* **Extracted records**:
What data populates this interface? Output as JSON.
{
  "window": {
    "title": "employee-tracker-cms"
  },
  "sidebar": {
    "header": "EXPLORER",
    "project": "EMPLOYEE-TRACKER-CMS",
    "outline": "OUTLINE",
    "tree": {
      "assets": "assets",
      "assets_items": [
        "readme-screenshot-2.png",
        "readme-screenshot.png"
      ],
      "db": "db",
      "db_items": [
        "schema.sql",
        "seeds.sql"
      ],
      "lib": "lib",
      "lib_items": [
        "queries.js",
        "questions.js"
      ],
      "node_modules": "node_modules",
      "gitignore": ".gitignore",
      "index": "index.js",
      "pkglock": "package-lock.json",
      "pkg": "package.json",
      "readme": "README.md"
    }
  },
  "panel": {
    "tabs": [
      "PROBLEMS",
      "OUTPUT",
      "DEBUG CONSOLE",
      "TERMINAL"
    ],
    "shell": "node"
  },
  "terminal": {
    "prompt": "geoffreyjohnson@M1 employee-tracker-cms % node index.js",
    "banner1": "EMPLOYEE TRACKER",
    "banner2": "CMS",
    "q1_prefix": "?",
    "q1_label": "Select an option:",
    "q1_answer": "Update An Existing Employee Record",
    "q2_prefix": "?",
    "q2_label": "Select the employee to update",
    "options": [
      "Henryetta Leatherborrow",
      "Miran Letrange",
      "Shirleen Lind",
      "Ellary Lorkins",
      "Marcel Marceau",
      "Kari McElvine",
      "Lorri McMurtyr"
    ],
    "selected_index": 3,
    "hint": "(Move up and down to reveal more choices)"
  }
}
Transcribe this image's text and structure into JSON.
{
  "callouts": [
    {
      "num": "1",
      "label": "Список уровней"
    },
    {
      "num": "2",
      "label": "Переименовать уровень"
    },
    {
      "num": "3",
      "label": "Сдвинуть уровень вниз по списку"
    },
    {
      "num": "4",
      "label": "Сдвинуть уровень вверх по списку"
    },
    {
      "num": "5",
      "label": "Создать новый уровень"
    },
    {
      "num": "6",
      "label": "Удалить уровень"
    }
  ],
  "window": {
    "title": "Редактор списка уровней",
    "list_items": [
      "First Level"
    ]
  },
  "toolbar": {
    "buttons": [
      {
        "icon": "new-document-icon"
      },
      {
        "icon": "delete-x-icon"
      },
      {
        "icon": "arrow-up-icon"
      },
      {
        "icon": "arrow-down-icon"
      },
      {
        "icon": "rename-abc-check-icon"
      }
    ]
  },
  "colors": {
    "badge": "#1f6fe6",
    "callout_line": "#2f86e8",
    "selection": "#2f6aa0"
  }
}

* **Objective**: Above are the records; retype every one exactly.

* **Written response**:
What data populates this interface? Output as JSON.
{
  "window": {
    "title": "employee-tracker-cms"
  },
  "sidebar": {
    "header": "EXPLORER",
    "project": "EMPLOYEE-TRACKER-CMS",
    "outline": "OUTLINE",
    "tree": {
      "assets": "assets",
      "assets_items": [
        "readme-screenshot-2.png",
        "readme-screenshot.png"
      ],
      "db": "db",
      "db_items": [
        "schema.sql",
        "seeds.sql"
      ],
      "lib": "lib",
      "lib_items": [
        "queries.js",
        "questions.js"
      ],
      "node_modules": "node_modules",
      "gitignore": ".gitignore",
      "index": "index.js",
      "pkglock": "package-lock.json",
      "pkg": "package.json",
      "readme": "README.md"
    }
  },
  "panel": {
    "tabs": [
      "PROBLEMS",
      "OUTPUT",
      "DEBUG CONSOLE",
      "TERMINAL"
    ],
    "shell": "node"
  },
  "terminal": {
    "prompt": "geoffreyjohnson@M1 employee-tracker-cms % node index.js",
    "banner1": "EMPLOYEE TRACKER",
    "banner2": "CMS",
    "q1_prefix": "?",
    "q1_label": "Select an option:",
    "q1_answer": "Update An Existing Employee Record",
    "q2_prefix": "?",
    "q2_label": "Select the employee to update",
    "options": [
      "Henryetta Leatherborrow",
      "Miran Letrange",
      "Shirleen Lind",
      "Ellary Lorkins",
      "Marcel Marceau",
      "Kari McElvine",
      "Lorri McMurtyr"
    ],
    "selected_index": 3,
    "hint": "(Move up and down to reveal more choices)"
  }
}
Transcribe this image's text and structure into JSON.
{
  "callouts": [
    {
      "num": "1",
      "label": "Список уровней"
    },
    {
      "num": "2",
      "label": "Переименовать уровень"
    },
    {
      "num": "3",
      "label": "Сдвинуть уровень вниз по списку"
    },
    {
      "num": "4",
      "label": "Сдвинуть уровень вверх по списку"
    },
    {
      "num": "5",
      "label": "Создать новый уровень"
    },
    {
      "num": "6",
      "label": "Удалить уровень"
    }
  ],
  "window": {
    "title": "Редактор списка уровней",
    "list_items": [
      "First Level"
    ]
  },
  "toolbar": {
    "buttons": [
      {
        "icon": "new-document-icon"
      },
      {
        "icon": "delete-x-icon"
      },
      {
        "icon": "arrow-up-icon"
      },
      {
        "icon": "arrow-down-icon"
      },
      {
        "icon": "rename-abc-check-icon"
      }
    ]
  },
  "colors": {
    "badge": "#1f6fe6",
    "callout_line": "#2f86e8",
    "selection": "#2f6aa0"
  }
}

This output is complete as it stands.